Each line that holds the word "time" counts once; give the total for the records below and nothing else.

- MATERIALS PROVIDED -

┄┄┄┄┄┄┄┄┄┄

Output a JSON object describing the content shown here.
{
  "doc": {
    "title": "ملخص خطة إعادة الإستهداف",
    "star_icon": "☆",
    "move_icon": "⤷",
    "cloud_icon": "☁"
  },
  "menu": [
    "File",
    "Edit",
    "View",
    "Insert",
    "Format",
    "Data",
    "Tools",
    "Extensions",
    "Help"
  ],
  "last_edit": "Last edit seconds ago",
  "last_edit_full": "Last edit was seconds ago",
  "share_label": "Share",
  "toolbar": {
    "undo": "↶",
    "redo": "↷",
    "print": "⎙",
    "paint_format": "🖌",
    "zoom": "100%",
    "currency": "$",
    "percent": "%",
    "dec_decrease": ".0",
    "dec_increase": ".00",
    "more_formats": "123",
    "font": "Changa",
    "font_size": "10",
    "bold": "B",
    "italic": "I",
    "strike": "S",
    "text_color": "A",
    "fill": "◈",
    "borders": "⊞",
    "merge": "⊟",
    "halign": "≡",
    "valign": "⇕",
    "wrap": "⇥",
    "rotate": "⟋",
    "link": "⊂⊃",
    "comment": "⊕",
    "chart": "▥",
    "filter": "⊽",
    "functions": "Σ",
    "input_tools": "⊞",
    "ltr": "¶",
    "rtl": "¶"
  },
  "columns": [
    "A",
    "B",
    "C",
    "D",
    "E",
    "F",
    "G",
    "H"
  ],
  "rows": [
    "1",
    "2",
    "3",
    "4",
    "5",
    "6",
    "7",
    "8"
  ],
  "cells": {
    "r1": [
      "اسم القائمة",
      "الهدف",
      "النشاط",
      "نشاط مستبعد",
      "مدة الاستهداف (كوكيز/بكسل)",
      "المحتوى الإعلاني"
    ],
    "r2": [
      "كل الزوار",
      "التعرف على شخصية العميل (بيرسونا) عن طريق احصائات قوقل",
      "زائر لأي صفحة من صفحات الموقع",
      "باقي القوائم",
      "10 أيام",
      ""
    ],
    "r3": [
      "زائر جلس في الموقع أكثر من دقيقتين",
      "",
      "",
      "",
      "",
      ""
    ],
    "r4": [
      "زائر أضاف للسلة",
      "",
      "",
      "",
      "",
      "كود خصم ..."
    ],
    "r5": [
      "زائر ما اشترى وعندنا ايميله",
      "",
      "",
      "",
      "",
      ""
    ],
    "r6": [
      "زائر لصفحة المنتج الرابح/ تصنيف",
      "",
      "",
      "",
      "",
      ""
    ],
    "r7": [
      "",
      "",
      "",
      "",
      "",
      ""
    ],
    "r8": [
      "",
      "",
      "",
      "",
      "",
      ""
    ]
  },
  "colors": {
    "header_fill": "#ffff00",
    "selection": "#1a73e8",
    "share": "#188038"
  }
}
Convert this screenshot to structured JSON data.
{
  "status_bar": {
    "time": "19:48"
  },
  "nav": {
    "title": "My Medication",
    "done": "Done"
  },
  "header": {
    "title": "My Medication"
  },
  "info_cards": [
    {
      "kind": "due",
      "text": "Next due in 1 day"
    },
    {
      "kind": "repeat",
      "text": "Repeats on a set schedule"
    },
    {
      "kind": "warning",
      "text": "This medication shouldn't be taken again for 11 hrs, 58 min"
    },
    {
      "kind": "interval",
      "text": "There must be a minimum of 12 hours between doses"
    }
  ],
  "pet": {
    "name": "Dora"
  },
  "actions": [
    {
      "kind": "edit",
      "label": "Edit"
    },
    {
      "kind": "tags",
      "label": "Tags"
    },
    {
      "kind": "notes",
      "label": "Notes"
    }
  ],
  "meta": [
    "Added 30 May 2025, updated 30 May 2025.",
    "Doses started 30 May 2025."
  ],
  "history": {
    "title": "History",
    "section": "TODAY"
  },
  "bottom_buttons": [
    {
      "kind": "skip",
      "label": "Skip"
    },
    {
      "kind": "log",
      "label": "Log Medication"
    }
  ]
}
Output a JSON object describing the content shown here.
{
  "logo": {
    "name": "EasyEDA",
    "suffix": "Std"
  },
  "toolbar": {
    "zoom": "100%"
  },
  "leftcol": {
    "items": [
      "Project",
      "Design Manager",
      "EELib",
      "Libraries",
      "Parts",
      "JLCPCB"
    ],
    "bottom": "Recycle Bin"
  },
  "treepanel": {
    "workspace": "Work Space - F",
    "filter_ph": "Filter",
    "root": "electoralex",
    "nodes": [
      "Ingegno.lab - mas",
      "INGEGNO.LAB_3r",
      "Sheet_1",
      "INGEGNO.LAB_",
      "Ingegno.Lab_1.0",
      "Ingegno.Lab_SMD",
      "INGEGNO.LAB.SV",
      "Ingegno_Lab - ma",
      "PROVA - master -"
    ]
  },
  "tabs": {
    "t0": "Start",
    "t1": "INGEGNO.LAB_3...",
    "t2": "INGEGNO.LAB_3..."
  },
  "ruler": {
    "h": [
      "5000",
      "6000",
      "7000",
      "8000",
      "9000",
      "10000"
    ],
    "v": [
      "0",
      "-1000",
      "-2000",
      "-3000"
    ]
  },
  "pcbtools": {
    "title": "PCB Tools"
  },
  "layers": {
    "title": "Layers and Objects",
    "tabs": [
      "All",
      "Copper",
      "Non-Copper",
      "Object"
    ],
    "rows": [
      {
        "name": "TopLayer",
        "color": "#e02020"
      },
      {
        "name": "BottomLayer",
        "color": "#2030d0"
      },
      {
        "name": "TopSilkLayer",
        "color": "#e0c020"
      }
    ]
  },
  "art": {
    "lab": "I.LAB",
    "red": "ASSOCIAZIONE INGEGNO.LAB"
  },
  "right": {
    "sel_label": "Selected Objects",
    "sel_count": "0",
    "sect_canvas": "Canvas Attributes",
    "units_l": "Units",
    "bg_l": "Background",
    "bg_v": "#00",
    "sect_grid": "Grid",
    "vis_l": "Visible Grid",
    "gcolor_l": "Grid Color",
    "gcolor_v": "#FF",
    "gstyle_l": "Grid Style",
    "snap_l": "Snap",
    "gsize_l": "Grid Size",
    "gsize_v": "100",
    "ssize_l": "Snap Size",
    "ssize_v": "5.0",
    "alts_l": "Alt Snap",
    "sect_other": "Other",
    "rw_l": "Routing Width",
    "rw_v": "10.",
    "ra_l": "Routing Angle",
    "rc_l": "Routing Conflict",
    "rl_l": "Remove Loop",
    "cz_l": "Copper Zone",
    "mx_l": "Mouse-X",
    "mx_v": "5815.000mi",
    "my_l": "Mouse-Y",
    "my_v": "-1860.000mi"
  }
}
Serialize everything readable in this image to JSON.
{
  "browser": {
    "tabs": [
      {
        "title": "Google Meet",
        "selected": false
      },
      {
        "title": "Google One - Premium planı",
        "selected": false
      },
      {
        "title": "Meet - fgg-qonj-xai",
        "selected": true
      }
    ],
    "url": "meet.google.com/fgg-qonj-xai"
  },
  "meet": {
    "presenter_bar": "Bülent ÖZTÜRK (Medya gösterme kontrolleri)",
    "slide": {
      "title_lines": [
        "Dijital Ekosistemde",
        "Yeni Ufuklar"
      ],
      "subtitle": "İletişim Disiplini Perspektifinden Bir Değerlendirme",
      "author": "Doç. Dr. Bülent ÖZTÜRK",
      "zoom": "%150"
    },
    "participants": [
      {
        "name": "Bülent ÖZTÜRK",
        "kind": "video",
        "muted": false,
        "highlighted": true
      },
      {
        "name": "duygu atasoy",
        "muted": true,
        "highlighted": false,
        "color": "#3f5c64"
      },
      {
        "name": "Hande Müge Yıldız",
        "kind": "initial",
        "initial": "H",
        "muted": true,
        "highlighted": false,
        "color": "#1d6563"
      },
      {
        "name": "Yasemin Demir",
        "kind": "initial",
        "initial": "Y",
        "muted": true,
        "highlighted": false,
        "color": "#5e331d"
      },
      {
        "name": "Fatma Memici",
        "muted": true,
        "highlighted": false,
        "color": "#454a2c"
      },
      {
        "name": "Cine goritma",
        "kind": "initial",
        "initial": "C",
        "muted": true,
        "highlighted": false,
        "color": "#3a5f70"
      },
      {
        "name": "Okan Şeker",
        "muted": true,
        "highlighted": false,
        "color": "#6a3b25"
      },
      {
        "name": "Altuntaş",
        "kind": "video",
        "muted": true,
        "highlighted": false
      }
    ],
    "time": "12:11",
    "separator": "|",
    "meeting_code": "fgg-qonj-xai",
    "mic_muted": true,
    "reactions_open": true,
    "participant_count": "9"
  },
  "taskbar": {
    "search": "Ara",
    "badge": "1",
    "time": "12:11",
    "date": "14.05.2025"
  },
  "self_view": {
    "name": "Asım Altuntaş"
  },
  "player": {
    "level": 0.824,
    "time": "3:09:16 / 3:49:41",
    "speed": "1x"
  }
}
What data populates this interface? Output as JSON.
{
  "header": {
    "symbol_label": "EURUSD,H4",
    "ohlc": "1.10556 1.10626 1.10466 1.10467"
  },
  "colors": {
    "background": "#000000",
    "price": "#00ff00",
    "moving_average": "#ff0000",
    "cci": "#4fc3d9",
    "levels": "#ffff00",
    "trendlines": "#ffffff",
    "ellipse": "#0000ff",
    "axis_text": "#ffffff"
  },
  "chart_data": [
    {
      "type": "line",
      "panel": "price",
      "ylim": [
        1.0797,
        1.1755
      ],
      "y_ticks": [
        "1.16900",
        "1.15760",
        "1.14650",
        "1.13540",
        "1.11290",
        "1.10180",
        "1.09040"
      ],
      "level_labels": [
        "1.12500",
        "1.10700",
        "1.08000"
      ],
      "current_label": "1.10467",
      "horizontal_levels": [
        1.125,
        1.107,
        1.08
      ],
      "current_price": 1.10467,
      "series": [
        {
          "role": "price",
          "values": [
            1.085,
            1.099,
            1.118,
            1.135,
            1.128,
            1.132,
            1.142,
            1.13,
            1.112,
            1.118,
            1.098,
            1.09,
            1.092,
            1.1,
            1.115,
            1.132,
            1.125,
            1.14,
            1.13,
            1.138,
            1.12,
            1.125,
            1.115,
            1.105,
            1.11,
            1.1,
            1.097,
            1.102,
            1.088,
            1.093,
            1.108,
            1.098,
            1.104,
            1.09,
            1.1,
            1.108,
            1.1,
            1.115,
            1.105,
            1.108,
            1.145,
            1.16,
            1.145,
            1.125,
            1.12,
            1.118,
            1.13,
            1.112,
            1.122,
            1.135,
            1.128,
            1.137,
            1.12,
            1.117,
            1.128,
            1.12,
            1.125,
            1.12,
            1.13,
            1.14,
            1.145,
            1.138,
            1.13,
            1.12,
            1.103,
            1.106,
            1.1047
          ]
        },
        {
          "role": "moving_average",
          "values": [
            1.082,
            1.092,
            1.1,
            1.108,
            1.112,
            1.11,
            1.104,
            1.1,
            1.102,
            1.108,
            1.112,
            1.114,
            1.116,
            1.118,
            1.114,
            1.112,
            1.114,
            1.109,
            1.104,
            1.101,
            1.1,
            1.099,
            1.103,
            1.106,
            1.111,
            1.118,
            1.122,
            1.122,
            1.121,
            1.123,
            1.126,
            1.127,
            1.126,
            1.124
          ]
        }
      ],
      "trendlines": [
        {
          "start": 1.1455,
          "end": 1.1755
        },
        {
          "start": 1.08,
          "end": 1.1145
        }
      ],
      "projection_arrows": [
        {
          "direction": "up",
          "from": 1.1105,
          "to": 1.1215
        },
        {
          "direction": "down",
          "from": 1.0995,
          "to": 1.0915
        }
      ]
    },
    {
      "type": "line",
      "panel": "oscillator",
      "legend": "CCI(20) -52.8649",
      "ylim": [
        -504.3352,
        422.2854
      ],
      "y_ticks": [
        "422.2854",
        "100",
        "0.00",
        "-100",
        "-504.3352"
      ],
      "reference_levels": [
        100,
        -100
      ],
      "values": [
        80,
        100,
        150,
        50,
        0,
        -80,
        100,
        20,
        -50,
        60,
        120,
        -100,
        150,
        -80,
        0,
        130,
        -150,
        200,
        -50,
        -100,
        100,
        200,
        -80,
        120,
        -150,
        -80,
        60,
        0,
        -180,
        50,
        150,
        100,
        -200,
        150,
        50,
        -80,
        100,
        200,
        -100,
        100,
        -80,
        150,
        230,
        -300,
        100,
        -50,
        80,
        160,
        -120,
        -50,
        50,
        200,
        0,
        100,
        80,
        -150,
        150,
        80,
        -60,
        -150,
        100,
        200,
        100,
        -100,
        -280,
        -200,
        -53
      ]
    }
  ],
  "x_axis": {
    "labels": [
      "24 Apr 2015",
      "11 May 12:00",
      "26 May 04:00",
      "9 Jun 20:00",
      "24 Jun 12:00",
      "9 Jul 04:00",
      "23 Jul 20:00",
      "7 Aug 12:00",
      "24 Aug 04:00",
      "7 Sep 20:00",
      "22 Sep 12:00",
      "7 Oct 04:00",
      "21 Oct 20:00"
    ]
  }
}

┄┄┄┄┄┄┄┄┄┄

- FINISHED TASK -
4